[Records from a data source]
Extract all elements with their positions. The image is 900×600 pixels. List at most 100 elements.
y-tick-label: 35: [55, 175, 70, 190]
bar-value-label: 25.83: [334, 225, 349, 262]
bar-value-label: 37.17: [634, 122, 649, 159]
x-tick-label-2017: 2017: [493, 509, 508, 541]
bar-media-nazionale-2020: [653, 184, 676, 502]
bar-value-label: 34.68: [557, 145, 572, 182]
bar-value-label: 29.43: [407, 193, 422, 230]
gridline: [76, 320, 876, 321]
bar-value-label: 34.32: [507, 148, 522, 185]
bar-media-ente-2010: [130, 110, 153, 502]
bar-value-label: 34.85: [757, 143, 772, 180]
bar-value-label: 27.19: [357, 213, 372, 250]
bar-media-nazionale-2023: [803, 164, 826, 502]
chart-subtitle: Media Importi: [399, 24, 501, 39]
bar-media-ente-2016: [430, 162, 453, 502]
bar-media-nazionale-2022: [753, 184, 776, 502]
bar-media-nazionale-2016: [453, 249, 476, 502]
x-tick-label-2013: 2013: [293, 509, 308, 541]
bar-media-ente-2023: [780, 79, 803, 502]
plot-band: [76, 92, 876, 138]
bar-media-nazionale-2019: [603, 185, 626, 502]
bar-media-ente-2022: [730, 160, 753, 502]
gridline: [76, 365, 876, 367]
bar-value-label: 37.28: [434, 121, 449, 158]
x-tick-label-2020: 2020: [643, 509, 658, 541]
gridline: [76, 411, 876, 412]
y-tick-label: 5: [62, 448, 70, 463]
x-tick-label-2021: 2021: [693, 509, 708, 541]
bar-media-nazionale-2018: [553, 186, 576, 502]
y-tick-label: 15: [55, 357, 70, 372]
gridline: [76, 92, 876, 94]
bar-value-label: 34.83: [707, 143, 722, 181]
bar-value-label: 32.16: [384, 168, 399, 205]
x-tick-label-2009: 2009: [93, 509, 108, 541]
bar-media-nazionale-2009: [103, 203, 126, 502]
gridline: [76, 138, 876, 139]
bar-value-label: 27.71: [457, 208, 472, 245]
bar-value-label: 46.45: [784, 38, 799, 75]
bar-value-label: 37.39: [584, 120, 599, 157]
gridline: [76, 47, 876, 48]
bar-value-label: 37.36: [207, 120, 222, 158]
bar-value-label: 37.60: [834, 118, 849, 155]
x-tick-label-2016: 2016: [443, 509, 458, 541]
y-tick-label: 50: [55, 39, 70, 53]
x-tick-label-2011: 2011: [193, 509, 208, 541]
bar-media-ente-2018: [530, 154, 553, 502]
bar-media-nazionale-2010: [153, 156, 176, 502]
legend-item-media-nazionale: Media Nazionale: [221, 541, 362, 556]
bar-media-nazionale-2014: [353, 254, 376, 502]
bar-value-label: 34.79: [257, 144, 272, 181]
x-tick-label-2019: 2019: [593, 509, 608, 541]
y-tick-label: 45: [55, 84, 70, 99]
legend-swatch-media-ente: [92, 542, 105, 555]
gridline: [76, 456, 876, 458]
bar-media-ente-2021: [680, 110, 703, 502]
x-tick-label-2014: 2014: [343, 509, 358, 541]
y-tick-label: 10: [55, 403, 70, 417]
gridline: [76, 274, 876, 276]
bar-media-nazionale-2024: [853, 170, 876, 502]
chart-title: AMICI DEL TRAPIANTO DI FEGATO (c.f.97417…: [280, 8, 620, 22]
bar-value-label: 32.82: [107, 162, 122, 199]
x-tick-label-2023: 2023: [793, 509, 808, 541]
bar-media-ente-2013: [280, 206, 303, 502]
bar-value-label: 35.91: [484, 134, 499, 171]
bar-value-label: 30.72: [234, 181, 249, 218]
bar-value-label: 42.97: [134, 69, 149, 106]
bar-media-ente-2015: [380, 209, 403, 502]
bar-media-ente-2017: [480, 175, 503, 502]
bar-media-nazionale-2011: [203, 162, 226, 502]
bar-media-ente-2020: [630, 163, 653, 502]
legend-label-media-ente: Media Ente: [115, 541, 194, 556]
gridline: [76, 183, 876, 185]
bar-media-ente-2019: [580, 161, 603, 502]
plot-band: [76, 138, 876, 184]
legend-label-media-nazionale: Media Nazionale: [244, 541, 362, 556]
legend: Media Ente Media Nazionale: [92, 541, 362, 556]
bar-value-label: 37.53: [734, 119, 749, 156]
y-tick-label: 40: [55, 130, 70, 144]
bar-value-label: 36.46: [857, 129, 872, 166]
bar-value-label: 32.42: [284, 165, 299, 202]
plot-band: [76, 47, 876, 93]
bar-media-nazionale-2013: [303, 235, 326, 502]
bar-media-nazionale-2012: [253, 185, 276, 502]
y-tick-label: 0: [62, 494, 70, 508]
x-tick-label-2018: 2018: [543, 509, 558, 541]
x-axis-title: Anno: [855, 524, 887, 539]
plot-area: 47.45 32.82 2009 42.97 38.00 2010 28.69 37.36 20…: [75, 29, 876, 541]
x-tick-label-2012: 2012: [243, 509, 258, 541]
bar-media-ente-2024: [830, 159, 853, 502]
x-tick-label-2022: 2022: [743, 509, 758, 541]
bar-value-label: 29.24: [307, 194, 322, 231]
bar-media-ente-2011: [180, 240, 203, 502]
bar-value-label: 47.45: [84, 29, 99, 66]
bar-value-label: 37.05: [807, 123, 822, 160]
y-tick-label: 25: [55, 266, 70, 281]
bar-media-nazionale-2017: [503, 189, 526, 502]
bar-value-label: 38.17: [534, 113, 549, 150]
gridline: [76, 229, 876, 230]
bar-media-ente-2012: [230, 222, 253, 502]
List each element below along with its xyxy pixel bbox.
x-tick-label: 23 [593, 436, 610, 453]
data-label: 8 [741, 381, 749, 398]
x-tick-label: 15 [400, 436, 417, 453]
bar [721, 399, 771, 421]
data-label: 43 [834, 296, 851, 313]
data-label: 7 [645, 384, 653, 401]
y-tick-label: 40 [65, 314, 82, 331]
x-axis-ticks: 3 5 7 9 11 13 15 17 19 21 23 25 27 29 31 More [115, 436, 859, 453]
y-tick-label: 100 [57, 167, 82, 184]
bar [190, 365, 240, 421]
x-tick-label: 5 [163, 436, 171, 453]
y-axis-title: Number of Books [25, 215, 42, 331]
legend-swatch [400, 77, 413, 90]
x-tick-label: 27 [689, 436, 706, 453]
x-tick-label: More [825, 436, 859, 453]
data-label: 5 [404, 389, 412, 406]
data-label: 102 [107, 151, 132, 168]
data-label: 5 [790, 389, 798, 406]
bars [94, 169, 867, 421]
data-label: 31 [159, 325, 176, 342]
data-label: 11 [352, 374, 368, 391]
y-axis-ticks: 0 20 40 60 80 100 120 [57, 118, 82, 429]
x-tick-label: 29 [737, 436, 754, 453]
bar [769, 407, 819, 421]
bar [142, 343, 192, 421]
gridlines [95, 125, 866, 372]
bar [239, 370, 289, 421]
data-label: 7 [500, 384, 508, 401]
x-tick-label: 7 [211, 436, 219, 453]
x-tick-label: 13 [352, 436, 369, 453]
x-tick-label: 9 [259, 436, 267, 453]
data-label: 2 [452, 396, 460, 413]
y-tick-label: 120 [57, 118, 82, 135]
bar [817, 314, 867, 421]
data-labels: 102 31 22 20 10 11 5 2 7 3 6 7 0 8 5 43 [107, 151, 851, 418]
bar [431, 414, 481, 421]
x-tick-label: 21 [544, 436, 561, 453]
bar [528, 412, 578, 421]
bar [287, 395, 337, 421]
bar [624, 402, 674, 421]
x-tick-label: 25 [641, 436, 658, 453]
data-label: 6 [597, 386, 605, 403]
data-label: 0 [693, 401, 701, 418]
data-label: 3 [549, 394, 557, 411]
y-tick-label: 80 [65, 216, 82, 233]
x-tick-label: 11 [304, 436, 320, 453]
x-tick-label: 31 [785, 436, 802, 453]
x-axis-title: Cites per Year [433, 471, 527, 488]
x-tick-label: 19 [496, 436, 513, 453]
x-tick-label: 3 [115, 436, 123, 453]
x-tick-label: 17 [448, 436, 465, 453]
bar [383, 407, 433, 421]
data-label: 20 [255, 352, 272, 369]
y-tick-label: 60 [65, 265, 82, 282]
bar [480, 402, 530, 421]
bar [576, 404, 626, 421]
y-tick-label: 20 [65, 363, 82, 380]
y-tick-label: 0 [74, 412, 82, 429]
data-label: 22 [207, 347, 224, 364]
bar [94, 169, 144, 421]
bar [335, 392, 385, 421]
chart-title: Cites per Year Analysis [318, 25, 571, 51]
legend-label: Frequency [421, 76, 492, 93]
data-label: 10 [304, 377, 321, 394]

■ STATED TASK
Return the listing verbatim from its first line through the line containing "x-tick-label-2013: 2013: [293, 509, 308, 541]", including both ends.

■ SOLUTION FOR THIS EXERCISE
Extract all elements with their positions. The image is 900×600 pixels. List at most 100 elements.
y-tick-label: 35: [55, 175, 70, 190]
bar-value-label: 25.83: [334, 225, 349, 262]
bar-value-label: 37.17: [634, 122, 649, 159]
x-tick-label-2017: 2017: [493, 509, 508, 541]
bar-media-nazionale-2020: [653, 184, 676, 502]
bar-value-label: 34.68: [557, 145, 572, 182]
bar-value-label: 29.43: [407, 193, 422, 230]
gridline: [76, 320, 876, 321]
bar-value-label: 34.32: [507, 148, 522, 185]
bar-media-ente-2010: [130, 110, 153, 502]
bar-value-label: 34.85: [757, 143, 772, 180]
bar-value-label: 27.19: [357, 213, 372, 250]
bar-media-nazionale-2023: [803, 164, 826, 502]
chart-subtitle: Media Importi: [399, 24, 501, 39]
bar-media-ente-2016: [430, 162, 453, 502]
bar-media-nazionale-2022: [753, 184, 776, 502]
bar-media-nazionale-2016: [453, 249, 476, 502]
x-tick-label-2013: 2013: [293, 509, 308, 541]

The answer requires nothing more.